Task to carry out
Check each line of the listing for the string "JSON", then state how many lines have it. Only the number is wanted.

Working data
+ + + +

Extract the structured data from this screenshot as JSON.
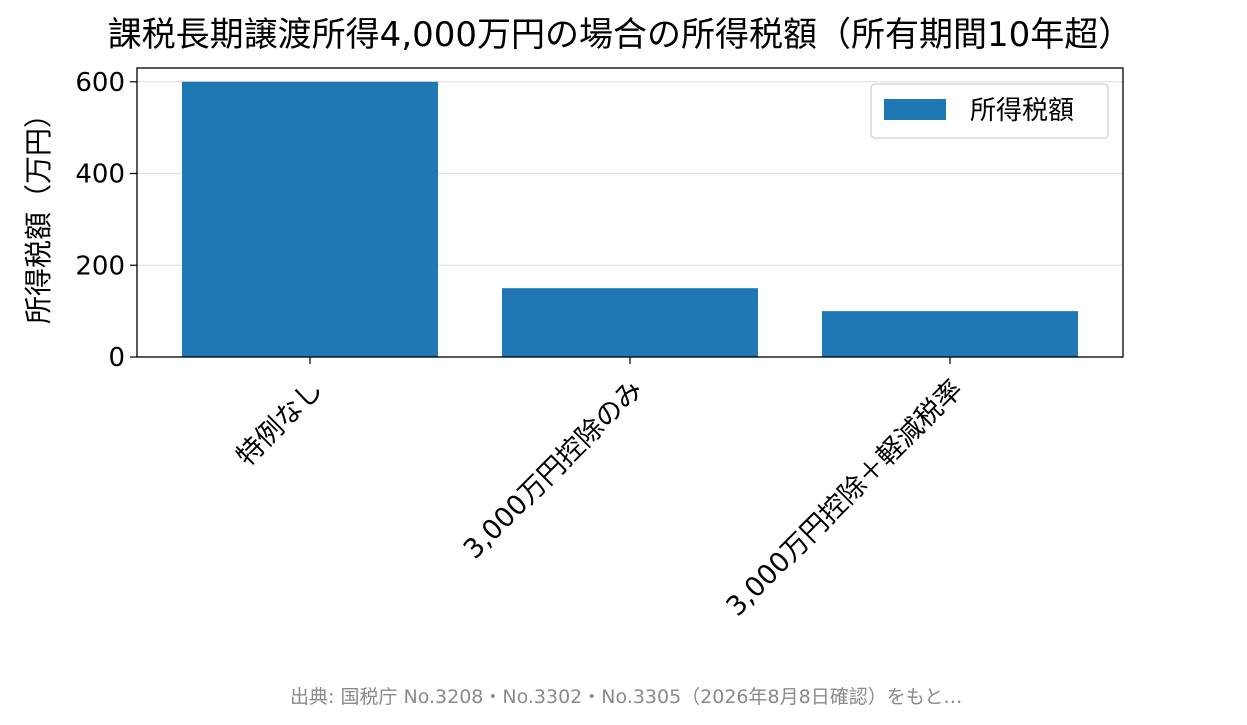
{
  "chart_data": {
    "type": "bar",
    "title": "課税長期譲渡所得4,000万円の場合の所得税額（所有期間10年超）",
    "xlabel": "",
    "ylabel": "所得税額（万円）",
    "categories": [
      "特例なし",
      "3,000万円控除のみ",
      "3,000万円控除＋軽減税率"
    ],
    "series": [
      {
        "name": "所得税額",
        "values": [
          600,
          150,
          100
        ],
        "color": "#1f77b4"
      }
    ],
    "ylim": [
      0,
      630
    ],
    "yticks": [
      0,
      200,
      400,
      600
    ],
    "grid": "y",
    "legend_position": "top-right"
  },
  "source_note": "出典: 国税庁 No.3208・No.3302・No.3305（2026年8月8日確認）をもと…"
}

+ + + +

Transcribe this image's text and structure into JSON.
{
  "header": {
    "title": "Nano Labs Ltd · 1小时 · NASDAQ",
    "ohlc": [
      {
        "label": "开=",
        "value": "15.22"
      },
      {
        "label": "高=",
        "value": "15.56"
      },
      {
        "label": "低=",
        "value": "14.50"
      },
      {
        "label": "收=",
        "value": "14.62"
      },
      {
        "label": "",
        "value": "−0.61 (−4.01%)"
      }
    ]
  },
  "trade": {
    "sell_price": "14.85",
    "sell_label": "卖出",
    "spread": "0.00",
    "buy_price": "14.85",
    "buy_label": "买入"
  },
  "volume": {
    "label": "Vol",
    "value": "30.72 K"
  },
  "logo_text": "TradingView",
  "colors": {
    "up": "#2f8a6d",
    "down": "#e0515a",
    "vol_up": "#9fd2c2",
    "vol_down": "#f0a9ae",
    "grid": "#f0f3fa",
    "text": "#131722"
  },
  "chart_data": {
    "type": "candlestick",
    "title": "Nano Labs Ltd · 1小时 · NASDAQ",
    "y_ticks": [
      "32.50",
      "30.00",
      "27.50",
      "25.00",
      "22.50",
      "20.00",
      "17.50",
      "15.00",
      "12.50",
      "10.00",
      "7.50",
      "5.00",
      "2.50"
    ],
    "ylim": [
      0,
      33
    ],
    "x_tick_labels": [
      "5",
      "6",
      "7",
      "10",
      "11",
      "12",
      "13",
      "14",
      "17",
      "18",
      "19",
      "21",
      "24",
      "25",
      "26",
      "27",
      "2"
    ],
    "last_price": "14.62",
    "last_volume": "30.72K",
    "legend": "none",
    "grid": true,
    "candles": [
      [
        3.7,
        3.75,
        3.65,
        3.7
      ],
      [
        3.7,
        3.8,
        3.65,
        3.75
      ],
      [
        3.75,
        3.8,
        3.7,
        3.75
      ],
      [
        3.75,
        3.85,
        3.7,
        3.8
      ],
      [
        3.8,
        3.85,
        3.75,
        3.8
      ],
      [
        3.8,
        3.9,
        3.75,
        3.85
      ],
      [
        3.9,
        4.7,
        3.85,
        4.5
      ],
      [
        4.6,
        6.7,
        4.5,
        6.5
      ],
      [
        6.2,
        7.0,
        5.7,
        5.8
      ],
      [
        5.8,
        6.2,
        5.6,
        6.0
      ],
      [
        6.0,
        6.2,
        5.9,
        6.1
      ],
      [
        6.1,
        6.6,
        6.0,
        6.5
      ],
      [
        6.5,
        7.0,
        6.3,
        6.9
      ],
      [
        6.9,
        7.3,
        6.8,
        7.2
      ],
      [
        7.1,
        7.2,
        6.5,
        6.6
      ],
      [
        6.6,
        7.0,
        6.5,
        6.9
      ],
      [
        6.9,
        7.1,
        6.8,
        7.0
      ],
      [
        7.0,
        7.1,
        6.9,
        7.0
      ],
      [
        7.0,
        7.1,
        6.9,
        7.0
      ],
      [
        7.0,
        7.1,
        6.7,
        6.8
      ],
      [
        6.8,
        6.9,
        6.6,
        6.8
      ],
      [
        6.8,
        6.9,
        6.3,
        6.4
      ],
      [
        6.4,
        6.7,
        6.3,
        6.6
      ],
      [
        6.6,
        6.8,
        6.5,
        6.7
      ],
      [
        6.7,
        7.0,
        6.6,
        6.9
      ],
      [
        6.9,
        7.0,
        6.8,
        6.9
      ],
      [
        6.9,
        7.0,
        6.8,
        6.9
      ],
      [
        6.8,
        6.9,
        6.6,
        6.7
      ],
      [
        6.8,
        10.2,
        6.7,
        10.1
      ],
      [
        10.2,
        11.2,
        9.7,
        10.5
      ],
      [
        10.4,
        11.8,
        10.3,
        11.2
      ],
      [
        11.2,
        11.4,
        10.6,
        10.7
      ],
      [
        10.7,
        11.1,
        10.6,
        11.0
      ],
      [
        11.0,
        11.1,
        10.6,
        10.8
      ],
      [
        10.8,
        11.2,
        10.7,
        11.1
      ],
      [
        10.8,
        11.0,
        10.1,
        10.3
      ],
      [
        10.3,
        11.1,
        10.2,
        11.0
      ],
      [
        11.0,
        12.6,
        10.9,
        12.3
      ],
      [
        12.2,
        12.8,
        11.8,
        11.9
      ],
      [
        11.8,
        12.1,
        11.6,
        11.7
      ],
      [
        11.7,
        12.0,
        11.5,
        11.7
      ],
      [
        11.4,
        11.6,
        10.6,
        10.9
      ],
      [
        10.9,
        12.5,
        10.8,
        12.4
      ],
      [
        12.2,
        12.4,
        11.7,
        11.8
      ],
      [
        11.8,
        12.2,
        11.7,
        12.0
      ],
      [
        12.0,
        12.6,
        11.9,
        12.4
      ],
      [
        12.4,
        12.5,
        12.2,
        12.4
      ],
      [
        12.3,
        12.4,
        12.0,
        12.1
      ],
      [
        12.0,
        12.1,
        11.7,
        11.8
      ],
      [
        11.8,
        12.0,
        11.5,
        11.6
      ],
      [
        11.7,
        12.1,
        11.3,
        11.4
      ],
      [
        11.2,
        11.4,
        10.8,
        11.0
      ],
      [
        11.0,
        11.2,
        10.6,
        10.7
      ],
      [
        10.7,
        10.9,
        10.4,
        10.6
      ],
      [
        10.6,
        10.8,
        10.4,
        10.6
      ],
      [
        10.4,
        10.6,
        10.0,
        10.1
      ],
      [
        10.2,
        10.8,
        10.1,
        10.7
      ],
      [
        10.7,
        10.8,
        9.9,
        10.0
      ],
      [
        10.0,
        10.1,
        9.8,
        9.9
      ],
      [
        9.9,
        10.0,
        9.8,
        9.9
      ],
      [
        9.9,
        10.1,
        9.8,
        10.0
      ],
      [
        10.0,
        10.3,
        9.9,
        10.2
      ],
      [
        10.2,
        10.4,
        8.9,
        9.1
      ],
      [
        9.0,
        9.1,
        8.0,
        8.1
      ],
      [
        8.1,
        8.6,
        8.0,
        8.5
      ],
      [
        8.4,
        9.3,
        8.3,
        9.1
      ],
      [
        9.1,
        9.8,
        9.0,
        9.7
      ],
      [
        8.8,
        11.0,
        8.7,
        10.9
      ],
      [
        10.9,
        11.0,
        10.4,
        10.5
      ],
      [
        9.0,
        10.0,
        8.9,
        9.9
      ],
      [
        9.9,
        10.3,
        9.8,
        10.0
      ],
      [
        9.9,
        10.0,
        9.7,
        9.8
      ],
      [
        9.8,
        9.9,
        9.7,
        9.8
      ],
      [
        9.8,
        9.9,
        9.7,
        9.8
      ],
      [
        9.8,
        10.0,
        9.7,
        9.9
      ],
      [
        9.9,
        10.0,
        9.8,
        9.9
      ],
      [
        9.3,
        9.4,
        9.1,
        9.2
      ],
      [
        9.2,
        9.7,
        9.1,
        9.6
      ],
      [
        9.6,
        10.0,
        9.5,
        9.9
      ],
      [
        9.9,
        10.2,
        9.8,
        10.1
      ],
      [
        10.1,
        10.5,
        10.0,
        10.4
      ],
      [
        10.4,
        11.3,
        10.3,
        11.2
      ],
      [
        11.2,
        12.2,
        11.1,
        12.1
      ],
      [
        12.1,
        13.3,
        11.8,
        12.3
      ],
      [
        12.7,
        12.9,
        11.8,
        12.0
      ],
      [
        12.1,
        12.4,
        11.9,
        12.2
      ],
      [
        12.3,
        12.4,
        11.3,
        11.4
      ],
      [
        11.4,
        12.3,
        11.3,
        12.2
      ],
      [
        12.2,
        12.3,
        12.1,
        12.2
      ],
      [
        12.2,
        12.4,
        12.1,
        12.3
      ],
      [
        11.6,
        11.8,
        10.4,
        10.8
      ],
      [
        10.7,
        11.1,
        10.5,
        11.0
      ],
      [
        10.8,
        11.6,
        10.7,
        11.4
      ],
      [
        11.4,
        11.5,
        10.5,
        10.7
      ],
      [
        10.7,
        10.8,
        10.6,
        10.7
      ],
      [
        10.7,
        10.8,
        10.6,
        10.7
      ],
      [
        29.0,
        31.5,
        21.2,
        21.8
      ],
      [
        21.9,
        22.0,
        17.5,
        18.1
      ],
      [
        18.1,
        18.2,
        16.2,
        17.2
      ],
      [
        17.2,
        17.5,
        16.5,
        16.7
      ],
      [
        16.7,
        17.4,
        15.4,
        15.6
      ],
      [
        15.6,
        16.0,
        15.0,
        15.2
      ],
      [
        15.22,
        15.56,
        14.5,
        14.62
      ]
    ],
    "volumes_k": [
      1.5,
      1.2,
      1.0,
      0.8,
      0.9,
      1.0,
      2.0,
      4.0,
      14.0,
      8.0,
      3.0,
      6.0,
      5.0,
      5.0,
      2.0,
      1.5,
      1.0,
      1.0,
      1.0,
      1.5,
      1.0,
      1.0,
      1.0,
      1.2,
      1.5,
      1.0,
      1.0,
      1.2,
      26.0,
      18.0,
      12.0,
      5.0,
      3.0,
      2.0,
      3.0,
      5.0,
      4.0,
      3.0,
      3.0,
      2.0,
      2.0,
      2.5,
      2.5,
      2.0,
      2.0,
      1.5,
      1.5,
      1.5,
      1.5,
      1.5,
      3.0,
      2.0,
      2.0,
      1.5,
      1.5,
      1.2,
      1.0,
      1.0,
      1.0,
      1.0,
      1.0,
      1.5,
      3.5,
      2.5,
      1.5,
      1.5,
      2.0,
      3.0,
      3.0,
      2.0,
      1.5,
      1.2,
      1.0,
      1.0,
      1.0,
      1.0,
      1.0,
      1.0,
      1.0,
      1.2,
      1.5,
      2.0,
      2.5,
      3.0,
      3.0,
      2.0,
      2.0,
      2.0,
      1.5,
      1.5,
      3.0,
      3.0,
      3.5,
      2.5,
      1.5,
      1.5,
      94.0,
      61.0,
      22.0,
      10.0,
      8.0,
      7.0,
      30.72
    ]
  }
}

+ + + +

Task answer
2